WHAT THE TASK ASKS :: Look at the entries below and reproduce them exactly.

STORED DATA ::
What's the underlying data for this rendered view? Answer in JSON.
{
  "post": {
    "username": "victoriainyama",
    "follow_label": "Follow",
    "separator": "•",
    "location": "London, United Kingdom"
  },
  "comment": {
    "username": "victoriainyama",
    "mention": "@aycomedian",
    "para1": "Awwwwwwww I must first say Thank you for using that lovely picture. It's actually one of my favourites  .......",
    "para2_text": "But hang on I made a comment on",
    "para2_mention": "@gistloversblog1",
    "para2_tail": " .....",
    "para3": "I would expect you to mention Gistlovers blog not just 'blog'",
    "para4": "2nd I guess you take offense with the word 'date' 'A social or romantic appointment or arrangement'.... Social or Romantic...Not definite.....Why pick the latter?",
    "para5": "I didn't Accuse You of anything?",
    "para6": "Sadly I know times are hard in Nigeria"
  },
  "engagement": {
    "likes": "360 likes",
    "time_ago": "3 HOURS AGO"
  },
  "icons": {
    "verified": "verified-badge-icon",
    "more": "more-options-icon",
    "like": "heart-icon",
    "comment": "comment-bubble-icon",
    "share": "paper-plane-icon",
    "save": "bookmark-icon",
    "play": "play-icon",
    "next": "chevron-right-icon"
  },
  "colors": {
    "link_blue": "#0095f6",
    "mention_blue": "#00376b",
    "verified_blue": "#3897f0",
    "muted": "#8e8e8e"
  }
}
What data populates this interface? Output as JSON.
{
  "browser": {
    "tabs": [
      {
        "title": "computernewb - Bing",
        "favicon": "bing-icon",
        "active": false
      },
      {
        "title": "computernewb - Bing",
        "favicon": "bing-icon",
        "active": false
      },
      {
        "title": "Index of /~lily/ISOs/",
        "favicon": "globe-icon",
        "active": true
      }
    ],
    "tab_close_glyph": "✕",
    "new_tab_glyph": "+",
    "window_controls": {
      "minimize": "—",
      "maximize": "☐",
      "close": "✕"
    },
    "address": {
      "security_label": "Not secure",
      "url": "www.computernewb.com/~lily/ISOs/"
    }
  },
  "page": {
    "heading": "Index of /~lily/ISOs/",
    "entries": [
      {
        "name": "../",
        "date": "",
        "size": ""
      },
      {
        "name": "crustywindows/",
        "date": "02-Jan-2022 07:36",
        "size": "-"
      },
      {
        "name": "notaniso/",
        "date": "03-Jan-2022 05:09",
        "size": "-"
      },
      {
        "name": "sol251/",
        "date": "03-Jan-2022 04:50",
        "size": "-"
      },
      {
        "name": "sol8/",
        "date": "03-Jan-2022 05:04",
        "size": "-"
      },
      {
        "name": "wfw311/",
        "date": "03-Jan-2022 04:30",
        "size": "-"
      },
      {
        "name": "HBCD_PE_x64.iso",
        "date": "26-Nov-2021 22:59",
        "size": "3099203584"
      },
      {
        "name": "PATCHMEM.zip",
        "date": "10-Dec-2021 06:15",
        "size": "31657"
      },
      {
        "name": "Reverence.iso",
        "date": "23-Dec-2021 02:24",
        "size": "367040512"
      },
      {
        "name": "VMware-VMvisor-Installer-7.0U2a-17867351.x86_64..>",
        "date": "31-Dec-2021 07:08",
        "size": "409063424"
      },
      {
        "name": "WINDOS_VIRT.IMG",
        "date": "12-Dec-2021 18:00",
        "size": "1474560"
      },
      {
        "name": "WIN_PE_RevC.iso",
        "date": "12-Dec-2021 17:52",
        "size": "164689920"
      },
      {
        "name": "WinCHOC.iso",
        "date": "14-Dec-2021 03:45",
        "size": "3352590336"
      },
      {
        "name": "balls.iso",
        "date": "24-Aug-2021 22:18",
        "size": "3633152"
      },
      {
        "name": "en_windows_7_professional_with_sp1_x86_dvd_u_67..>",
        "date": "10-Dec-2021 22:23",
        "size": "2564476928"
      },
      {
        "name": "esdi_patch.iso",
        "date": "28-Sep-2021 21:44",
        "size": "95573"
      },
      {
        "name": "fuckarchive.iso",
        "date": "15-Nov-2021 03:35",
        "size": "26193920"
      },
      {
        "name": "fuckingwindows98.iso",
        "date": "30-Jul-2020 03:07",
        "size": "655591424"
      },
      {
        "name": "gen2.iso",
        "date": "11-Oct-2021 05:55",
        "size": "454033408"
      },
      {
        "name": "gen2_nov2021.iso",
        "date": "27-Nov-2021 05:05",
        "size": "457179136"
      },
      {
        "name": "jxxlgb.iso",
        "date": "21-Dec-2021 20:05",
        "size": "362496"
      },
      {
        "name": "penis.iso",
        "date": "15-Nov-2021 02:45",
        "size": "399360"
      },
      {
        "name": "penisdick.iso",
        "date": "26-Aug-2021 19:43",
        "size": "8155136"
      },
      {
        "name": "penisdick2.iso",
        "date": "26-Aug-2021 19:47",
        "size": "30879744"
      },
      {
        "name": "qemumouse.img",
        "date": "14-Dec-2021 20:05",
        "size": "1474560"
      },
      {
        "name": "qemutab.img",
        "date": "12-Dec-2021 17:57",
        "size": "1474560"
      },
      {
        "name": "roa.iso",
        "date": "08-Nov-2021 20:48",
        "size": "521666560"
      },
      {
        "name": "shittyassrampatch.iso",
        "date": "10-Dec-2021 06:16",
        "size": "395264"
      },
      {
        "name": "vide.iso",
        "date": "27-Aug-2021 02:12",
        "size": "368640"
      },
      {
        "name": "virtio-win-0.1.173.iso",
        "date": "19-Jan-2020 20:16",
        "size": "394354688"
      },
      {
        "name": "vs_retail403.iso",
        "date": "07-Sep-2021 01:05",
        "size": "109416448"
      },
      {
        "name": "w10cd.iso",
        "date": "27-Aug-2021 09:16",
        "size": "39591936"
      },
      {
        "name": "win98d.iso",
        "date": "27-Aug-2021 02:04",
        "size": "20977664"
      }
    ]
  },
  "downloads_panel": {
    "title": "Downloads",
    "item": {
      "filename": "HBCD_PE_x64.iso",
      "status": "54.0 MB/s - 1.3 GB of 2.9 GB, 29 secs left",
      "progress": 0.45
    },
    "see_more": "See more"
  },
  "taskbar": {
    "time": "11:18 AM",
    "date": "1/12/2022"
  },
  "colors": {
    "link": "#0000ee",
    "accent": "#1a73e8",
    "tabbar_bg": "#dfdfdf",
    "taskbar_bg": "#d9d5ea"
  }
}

RESULT OF THIS TASK ::
What's the underlying data for this rendered view? Answer in JSON.
{
  "post": {
    "username": "victoriainyama",
    "follow_label": "Follow",
    "separator": "•",
    "location": "London, United Kingdom"
  },
  "comment": {
    "username": "victoriainyama",
    "mention": "@aycomedian",
    "para1": "Awwwwwwww I must first say Thank you for using that lovely picture. It's actually one of my favourites  .......",
    "para2_text": "But hang on I made a comment on",
    "para2_mention": "@gistloversblog1",
    "para2_tail": " .....",
    "para3": "I would expect you to mention Gistlovers blog not just 'blog'",
    "para4": "2nd I guess you take offense with the word 'date' 'A social or romantic appointment or arrangement'.... Social or Romantic...Not definite.....Why pick the latter?",
    "para5": "I didn't Accuse You of anything?",
    "para6": "Sadly I know times are hard in Nigeria"
  },
  "engagement": {
    "likes": "360 likes",
    "time_ago": "3 HOURS AGO"
  },
  "icons": {
    "verified": "verified-badge-icon",
    "more": "more-options-icon",
    "like": "heart-icon",
    "comment": "comment-bubble-icon",
    "share": "paper-plane-icon",
    "save": "bookmark-icon",
    "play": "play-icon",
    "next": "chevron-right-icon"
  },
  "colors": {
    "link_blue": "#0095f6",
    "mention_blue": "#00376b",
    "verified_blue": "#3897f0",
    "muted": "#8e8e8e"
  }
}
What data populates this interface? Output as JSON.
{
  "browser": {
    "tabs": [
      {
        "title": "computernewb - Bing",
        "favicon": "bing-icon",
        "active": false
      },
      {
        "title": "computernewb - Bing",
        "favicon": "bing-icon",
        "active": false
      },
      {
        "title": "Index of /~lily/ISOs/",
        "favicon": "globe-icon",
        "active": true
      }
    ],
    "tab_close_glyph": "✕",
    "new_tab_glyph": "+",
    "window_controls": {
      "minimize": "—",
      "maximize": "☐",
      "close": "✕"
    },
    "address": {
      "security_label": "Not secure",
      "url": "www.computernewb.com/~lily/ISOs/"
    }
  },
  "page": {
    "heading": "Index of /~lily/ISOs/",
    "entries": [
      {
        "name": "../",
        "date": "",
        "size": ""
      },
      {
        "name": "crustywindows/",
        "date": "02-Jan-2022 07:36",
        "size": "-"
      },
      {
        "name": "notaniso/",
        "date": "03-Jan-2022 05:09",
        "size": "-"
      },
      {
        "name": "sol251/",
        "date": "03-Jan-2022 04:50",
        "size": "-"
      },
      {
        "name": "sol8/",
        "date": "03-Jan-2022 05:04",
        "size": "-"
      },
      {
        "name": "wfw311/",
        "date": "03-Jan-2022 04:30",
        "size": "-"
      },
      {
        "name": "HBCD_PE_x64.iso",
        "date": "26-Nov-2021 22:59",
        "size": "3099203584"
      },
      {
        "name": "PATCHMEM.zip",
        "date": "10-Dec-2021 06:15",
        "size": "31657"
      },
      {
        "name": "Reverence.iso",
        "date": "23-Dec-2021 02:24",
        "size": "367040512"
      },
      {
        "name": "VMware-VMvisor-Installer-7.0U2a-17867351.x86_64..>",
        "date": "31-Dec-2021 07:08",
        "size": "409063424"
      },
      {
        "name": "WINDOS_VIRT.IMG",
        "date": "12-Dec-2021 18:00",
        "size": "1474560"
      },
      {
        "name": "WIN_PE_RevC.iso",
        "date": "12-Dec-2021 17:52",
        "size": "164689920"
      },
      {
        "name": "WinCHOC.iso",
        "date": "14-Dec-2021 03:45",
        "size": "3352590336"
      },
      {
        "name": "balls.iso",
        "date": "24-Aug-2021 22:18",
        "size": "3633152"
      },
      {
        "name": "en_windows_7_professional_with_sp1_x86_dvd_u_67..>",
        "date": "10-Dec-2021 22:23",
        "size": "2564476928"
      },
      {
        "name": "esdi_patch.iso",
        "date": "28-Sep-2021 21:44",
        "size": "95573"
      },
      {
        "name": "fuckarchive.iso",
        "date": "15-Nov-2021 03:35",
        "size": "26193920"
      },
      {
        "name": "fuckingwindows98.iso",
        "date": "30-Jul-2020 03:07",
        "size": "655591424"
      },
      {
        "name": "gen2.iso",
        "date": "11-Oct-2021 05:55",
        "size": "454033408"
      },
      {
        "name": "gen2_nov2021.iso",
        "date": "27-Nov-2021 05:05",
        "size": "457179136"
      },
      {
        "name": "jxxlgb.iso",
        "date": "21-Dec-2021 20:05",
        "size": "362496"
      },
      {
        "name": "penis.iso",
        "date": "15-Nov-2021 02:45",
        "size": "399360"
      },
      {
        "name": "penisdick.iso",
        "date": "26-Aug-2021 19:43",
        "size": "8155136"
      },
      {
        "name": "penisdick2.iso",
        "date": "26-Aug-2021 19:47",
        "size": "30879744"
      },
      {
        "name": "qemumouse.img",
        "date": "14-Dec-2021 20:05",
        "size": "1474560"
      },
      {
        "name": "qemutab.img",
        "date": "12-Dec-2021 17:57",
        "size": "1474560"
      },
      {
        "name": "roa.iso",
        "date": "08-Nov-2021 20:48",
        "size": "521666560"
      },
      {
        "name": "shittyassrampatch.iso",
        "date": "10-Dec-2021 06:16",
        "size": "395264"
      },
      {
        "name": "vide.iso",
        "date": "27-Aug-2021 02:12",
        "size": "368640"
      },
      {
        "name": "virtio-win-0.1.173.iso",
        "date": "19-Jan-2020 20:16",
        "size": "394354688"
      },
      {
        "name": "vs_retail403.iso",
        "date": "07-Sep-2021 01:05",
        "size": "109416448"
      },
      {
        "name": "w10cd.iso",
        "date": "27-Aug-2021 09:16",
        "size": "39591936"
      },
      {
        "name": "win98d.iso",
        "date": "27-Aug-2021 02:04",
        "size": "20977664"
      }
    ]
  },
  "downloads_panel": {
    "title": "Downloads",
    "item": {
      "filename": "HBCD_PE_x64.iso",
      "status": "54.0 MB/s - 1.3 GB of 2.9 GB, 29 secs left",
      "progress": 0.45
    },
    "see_more": "See more"
  },
  "taskbar": {
    "time": "11:18 AM",
    "date": "1/12/2022"
  },
  "colors": {
    "link": "#0000ee",
    "accent": "#1a73e8",
    "tabbar_bg": "#dfdfdf",
    "taskbar_bg": "#d9d5ea"
  }
}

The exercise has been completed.